DIRECTIONS:
Look through the data below. Collect every line where the word "inside" occurs.

-- Start of SOURCE DATA --

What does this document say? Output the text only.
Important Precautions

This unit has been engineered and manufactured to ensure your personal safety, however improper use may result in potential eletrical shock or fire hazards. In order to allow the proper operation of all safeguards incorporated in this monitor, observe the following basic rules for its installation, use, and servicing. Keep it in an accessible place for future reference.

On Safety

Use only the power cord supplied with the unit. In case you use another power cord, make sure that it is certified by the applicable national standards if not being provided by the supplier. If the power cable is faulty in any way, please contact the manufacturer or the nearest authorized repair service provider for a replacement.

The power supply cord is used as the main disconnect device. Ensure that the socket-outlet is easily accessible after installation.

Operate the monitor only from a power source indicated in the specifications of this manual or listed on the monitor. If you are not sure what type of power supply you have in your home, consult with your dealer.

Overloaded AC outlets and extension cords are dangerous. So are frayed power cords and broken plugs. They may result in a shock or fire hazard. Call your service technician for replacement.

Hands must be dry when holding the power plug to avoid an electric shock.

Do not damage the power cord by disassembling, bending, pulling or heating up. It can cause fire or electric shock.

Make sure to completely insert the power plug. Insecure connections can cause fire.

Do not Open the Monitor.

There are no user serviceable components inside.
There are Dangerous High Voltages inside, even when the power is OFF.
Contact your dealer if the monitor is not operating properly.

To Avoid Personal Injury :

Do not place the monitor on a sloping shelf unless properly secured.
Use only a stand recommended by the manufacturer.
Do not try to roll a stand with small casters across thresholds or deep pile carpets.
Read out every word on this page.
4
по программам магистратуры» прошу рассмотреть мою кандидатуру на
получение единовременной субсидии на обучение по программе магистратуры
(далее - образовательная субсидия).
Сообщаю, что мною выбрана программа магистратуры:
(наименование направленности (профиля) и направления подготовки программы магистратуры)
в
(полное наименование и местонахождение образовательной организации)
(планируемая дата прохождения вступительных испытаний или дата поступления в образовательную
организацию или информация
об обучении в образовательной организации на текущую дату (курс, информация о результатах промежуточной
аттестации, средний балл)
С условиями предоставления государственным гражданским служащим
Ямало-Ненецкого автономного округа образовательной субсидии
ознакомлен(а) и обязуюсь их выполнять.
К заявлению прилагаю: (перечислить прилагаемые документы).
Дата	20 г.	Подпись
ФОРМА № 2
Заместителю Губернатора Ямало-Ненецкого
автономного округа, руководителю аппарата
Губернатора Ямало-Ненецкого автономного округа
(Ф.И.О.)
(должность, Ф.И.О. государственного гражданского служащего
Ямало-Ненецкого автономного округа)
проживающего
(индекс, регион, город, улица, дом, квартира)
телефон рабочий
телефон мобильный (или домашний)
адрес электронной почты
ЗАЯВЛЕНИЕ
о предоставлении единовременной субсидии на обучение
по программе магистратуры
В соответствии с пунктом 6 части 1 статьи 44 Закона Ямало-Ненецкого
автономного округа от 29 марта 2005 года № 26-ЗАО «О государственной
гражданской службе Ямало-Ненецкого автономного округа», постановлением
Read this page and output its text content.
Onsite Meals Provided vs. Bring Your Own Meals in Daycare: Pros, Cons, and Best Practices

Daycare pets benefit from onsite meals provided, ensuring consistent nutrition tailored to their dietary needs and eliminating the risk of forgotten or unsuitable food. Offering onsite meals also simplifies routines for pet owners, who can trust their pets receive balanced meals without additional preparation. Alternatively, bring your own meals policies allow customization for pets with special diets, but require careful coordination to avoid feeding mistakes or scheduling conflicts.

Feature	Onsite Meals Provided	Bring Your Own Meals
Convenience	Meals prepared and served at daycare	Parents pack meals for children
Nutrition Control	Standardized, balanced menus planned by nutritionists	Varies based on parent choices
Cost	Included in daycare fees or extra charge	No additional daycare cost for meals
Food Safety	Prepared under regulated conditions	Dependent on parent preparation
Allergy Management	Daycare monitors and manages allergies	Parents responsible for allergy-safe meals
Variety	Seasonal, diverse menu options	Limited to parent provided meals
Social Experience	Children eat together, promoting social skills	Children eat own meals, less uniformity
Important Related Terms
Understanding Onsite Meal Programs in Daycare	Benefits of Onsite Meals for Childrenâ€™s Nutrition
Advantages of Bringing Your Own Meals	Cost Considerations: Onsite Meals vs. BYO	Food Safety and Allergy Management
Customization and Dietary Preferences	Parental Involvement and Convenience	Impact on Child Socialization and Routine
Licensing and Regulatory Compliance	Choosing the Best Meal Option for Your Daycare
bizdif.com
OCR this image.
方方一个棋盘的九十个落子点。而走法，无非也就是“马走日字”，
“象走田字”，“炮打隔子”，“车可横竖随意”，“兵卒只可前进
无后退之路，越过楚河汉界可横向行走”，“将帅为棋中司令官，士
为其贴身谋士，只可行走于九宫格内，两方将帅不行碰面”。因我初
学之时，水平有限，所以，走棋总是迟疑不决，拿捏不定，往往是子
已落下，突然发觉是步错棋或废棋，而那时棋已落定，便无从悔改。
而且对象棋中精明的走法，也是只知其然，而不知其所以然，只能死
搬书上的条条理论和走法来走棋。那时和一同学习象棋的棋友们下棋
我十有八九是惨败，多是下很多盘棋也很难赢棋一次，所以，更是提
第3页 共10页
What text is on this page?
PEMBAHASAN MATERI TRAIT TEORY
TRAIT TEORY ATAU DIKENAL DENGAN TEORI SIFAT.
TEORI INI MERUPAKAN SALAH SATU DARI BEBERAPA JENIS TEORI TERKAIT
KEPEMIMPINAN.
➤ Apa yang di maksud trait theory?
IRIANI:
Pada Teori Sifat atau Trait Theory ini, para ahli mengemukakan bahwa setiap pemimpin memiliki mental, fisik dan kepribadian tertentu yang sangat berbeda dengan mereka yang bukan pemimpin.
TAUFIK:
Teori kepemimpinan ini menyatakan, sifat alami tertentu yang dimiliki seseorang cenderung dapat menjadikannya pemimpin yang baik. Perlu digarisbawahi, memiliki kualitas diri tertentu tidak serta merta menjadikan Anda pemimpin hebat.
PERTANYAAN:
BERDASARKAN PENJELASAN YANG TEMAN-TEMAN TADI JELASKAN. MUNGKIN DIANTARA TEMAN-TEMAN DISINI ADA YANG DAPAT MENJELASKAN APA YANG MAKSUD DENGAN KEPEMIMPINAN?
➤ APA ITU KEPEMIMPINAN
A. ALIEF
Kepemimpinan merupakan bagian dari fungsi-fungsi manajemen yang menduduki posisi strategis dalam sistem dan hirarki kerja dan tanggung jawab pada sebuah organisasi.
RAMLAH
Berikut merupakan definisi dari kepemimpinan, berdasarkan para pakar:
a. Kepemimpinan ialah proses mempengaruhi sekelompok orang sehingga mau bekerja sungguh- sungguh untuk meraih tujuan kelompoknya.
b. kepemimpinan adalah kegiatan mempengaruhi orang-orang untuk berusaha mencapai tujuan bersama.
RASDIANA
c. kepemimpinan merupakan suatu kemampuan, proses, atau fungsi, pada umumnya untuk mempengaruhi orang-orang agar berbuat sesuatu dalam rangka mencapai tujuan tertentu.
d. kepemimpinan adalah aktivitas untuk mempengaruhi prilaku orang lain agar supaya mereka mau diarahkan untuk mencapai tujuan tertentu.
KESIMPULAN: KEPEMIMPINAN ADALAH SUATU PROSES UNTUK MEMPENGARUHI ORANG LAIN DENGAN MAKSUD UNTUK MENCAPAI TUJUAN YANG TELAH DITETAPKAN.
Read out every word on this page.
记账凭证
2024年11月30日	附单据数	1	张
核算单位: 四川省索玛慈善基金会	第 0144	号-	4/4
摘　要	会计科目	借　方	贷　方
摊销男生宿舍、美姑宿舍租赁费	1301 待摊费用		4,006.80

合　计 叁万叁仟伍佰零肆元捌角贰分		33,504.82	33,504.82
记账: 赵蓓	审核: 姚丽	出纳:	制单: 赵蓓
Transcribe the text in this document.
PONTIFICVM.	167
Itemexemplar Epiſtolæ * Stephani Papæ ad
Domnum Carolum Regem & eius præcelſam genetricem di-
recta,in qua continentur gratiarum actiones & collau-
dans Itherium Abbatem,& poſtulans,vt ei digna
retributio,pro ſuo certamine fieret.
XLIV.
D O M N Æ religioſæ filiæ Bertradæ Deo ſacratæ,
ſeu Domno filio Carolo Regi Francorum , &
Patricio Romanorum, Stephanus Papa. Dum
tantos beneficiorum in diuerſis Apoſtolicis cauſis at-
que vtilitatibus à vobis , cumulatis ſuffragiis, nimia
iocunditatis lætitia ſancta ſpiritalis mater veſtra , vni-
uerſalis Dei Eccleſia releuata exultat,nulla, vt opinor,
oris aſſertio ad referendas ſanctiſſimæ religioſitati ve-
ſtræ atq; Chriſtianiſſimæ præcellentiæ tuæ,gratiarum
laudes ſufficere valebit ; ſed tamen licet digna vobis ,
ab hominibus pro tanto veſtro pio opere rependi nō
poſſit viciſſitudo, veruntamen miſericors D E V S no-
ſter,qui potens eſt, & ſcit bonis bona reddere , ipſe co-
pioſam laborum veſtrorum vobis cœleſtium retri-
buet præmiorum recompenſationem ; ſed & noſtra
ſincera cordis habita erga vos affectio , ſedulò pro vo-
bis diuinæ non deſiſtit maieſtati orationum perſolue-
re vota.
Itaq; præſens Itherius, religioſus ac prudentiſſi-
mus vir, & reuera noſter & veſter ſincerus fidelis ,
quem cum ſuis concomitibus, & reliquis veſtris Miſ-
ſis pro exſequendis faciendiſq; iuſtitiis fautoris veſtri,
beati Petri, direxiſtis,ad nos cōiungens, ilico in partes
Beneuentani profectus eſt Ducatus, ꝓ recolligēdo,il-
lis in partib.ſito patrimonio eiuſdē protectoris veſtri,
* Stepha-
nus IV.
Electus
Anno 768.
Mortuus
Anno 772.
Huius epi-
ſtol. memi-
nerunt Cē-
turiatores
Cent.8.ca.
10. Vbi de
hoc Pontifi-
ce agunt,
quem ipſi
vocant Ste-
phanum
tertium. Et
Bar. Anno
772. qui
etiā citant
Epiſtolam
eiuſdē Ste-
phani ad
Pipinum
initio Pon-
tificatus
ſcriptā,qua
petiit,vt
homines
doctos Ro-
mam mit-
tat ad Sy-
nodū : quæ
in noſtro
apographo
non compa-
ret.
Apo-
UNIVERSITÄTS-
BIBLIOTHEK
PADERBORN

-- End of SOURCE DATA --

THE COMPLETED TASK:
There are no user serviceable components inside.
There are Dangerous High Voltages inside, even when the power is OFF.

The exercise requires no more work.